# Your instructions
Write the data out again exactly, dropping any images it holds.

Rows from a figure dataset
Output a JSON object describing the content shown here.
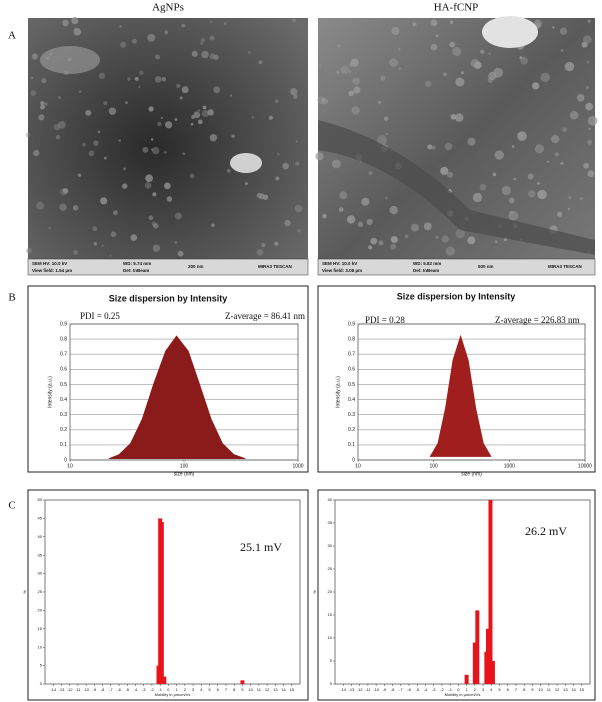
{
  "columns": [
    "AgNPs",
    "HA-fCNP"
  ],
  "row_labels": [
    "A",
    "B",
    "C"
  ],
  "sem": [
    {
      "info": [
        "SEM HV: 10.0 kV",
        "View field: 1.54 μm",
        "WD: 5.74 mm",
        "Det: InBeam",
        "200 nm",
        "MIRA3 TESCAN"
      ]
    },
    {
      "info": [
        "SEM HV: 10.0 kV",
        "View field: 3.08 μm",
        "WD: 5.82 mm",
        "Det: InBeam",
        "500 nm",
        "MIRA3 TESCAN"
      ]
    }
  ],
  "chart_data": [
    {
      "type": "area",
      "title": "Size dispersion by Intensity",
      "annotations": [
        "PDI = 0.25",
        "Z-average = 86.41 nm"
      ],
      "xlabel": "size (nm)",
      "ylabel": "Intensity (a.u.)",
      "log_x": true,
      "grid": true,
      "color": "#8b1a1a",
      "x": [
        22,
        27,
        34,
        43,
        54,
        69,
        86,
        109,
        137,
        173,
        217,
        273,
        344
      ],
      "values": [
        0.009,
        0.036,
        0.11,
        0.27,
        0.5,
        0.72,
        0.82,
        0.72,
        0.5,
        0.27,
        0.11,
        0.036,
        0.009
      ],
      "xlim": [
        10,
        1000
      ],
      "xticks": [
        10,
        100,
        1000
      ],
      "ylim": [
        0,
        0.9
      ],
      "yticks": [
        0,
        0.1,
        0.2,
        0.3,
        0.4,
        0.5,
        0.6,
        0.7,
        0.8,
        0.9
      ]
    },
    {
      "type": "area",
      "title": "Size dispersion by Intensity",
      "annotations": [
        "PDI = 0.28",
        "Z-average = 226.83 nm"
      ],
      "xlabel": "size (nm)",
      "ylabel": "Intensity (a.u.)",
      "log_x": true,
      "grid": true,
      "color": "#a01e1e",
      "x": [
        90,
        114,
        143,
        180,
        227,
        286,
        360,
        453,
        571
      ],
      "values": [
        0.023,
        0.11,
        0.34,
        0.66,
        0.82,
        0.66,
        0.34,
        0.11,
        0.023
      ],
      "xlim": [
        10,
        10000
      ],
      "xticks": [
        10,
        100,
        1000,
        10000
      ],
      "ylim": [
        0,
        0.9
      ],
      "yticks": [
        0,
        0.1,
        0.2,
        0.3,
        0.4,
        0.5,
        0.6,
        0.7,
        0.8,
        0.9
      ]
    },
    {
      "type": "bar",
      "annotations": [
        "25.1 mV"
      ],
      "xlabel": "Mobility in μmcm/Vs",
      "ylabel": "%",
      "color": "#e8141b",
      "x": [
        -1.2,
        -1,
        -0.8,
        -0.5,
        9
      ],
      "values": [
        5,
        45,
        44,
        2,
        1
      ],
      "xlim": [
        -15,
        16
      ],
      "xticks": [
        -14,
        -13,
        -12,
        -11,
        -10,
        -9,
        -8,
        -7,
        -6,
        -5,
        -4,
        -3,
        -2,
        -1,
        0,
        1,
        2,
        3,
        4,
        5,
        6,
        7,
        8,
        9,
        10,
        11,
        12,
        13,
        14,
        15
      ],
      "ylim": [
        0,
        50
      ],
      "yticks": [
        0,
        5,
        10,
        15,
        20,
        25,
        30,
        35,
        40,
        45,
        50
      ]
    },
    {
      "type": "bar",
      "annotations": [
        "26.2 mV"
      ],
      "xlabel": "Mobility in μmcm/Vs",
      "ylabel": "%",
      "color": "#e8141b",
      "x": [
        1,
        2,
        2.3,
        3.4,
        3.6,
        3.9,
        4.2
      ],
      "values": [
        2,
        9,
        16,
        7,
        12,
        40,
        5
      ],
      "xlim": [
        -15,
        16
      ],
      "xticks": [
        -14,
        -13,
        -12,
        -11,
        -10,
        -9,
        -8,
        -7,
        -6,
        -5,
        -4,
        -3,
        -2,
        -1,
        0,
        1,
        2,
        3,
        4,
        5,
        6,
        7,
        8,
        9,
        10,
        11,
        12,
        13,
        14,
        15
      ],
      "ylim": [
        0,
        40
      ],
      "yticks": [
        0,
        5,
        10,
        15,
        20,
        25,
        30,
        35,
        40
      ]
    }
  ]
}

# Solution for this task
Output a JSON object describing the content shown here.
{
  "columns": [
    "AgNPs",
    "HA-fCNP"
  ],
  "row_labels": [
    "A",
    "B",
    "C"
  ],
  "sem": [
    {
      "info": [
        "SEM HV: 10.0 kV",
        "View field: 1.54 μm",
        "WD: 5.74 mm",
        "Det: InBeam",
        "200 nm",
        "MIRA3 TESCAN"
      ]
    },
    {
      "info": [
        "SEM HV: 10.0 kV",
        "View field: 3.08 μm",
        "WD: 5.82 mm",
        "Det: InBeam",
        "500 nm",
        "MIRA3 TESCAN"
      ]
    }
  ],
  "chart_data": [
    {
      "type": "area",
      "title": "Size dispersion by Intensity",
      "annotations": [
        "PDI = 0.25",
        "Z-average = 86.41 nm"
      ],
      "xlabel": "size (nm)",
      "ylabel": "Intensity (a.u.)",
      "log_x": true,
      "grid": true,
      "color": "#8b1a1a",
      "x": [
        22,
        27,
        34,
        43,
        54,
        69,
        86,
        109,
        137,
        173,
        217,
        273,
        344
      ],
      "values": [
        0.009,
        0.036,
        0.11,
        0.27,
        0.5,
        0.72,
        0.82,
        0.72,
        0.5,
        0.27,
        0.11,
        0.036,
        0.009
      ],
      "xlim": [
        10,
        1000
      ],
      "xticks": [
        10,
        100,
        1000
      ],
      "ylim": [
        0,
        0.9
      ],
      "yticks": [
        0,
        0.1,
        0.2,
        0.3,
        0.4,
        0.5,
        0.6,
        0.7,
        0.8,
        0.9
      ]
    },
    {
      "type": "area",
      "title": "Size dispersion by Intensity",
      "annotations": [
        "PDI = 0.28",
        "Z-average = 226.83 nm"
      ],
      "xlabel": "size (nm)",
      "ylabel": "Intensity (a.u.)",
      "log_x": true,
      "grid": true,
      "color": "#a01e1e",
      "x": [
        90,
        114,
        143,
        180,
        227,
        286,
        360,
        453,
        571
      ],
      "values": [
        0.023,
        0.11,
        0.34,
        0.66,
        0.82,
        0.66,
        0.34,
        0.11,
        0.023
      ],
      "xlim": [
        10,
        10000
      ],
      "xticks": [
        10,
        100,
        1000,
        10000
      ],
      "ylim": [
        0,
        0.9
      ],
      "yticks": [
        0,
        0.1,
        0.2,
        0.3,
        0.4,
        0.5,
        0.6,
        0.7,
        0.8,
        0.9
      ]
    },
    {
      "type": "bar",
      "annotations": [
        "25.1 mV"
      ],
      "xlabel": "Mobility in μmcm/Vs",
      "ylabel": "%",
      "color": "#e8141b",
      "x": [
        -1.2,
        -1,
        -0.8,
        -0.5,
        9
      ],
      "values": [
        5,
        45,
        44,
        2,
        1
      ],
      "xlim": [
        -15,
        16
      ],
      "xticks": [
        -14,
        -13,
        -12,
        -11,
        -10,
        -9,
        -8,
        -7,
        -6,
        -5,
        -4,
        -3,
        -2,
        -1,
        0,
        1,
        2,
        3,
        4,
        5,
        6,
        7,
        8,
        9,
        10,
        11,
        12,
        13,
        14,
        15
      ],
      "ylim": [
        0,
        50
      ],
      "yticks": [
        0,
        5,
        10,
        15,
        20,
        25,
        30,
        35,
        40,
        45,
        50
      ]
    },
    {
      "type": "bar",
      "annotations": [
        "26.2 mV"
      ],
      "xlabel": "Mobility in μmcm/Vs",
      "ylabel": "%",
      "color": "#e8141b",
      "x": [
        1,
        2,
        2.3,
        3.4,
        3.6,
        3.9,
        4.2
      ],
      "values": [
        2,
        9,
        16,
        7,
        12,
        40,
        5
      ],
      "xlim": [
        -15,
        16
      ],
      "xticks": [
        -14,
        -13,
        -12,
        -11,
        -10,
        -9,
        -8,
        -7,
        -6,
        -5,
        -4,
        -3,
        -2,
        -1,
        0,
        1,
        2,
        3,
        4,
        5,
        6,
        7,
        8,
        9,
        10,
        11,
        12,
        13,
        14,
        15
      ],
      "ylim": [
        0,
        40
      ],
      "yticks": [
        0,
        5,
        10,
        15,
        20,
        25,
        30,
        35,
        40
      ]
    }
  ]
}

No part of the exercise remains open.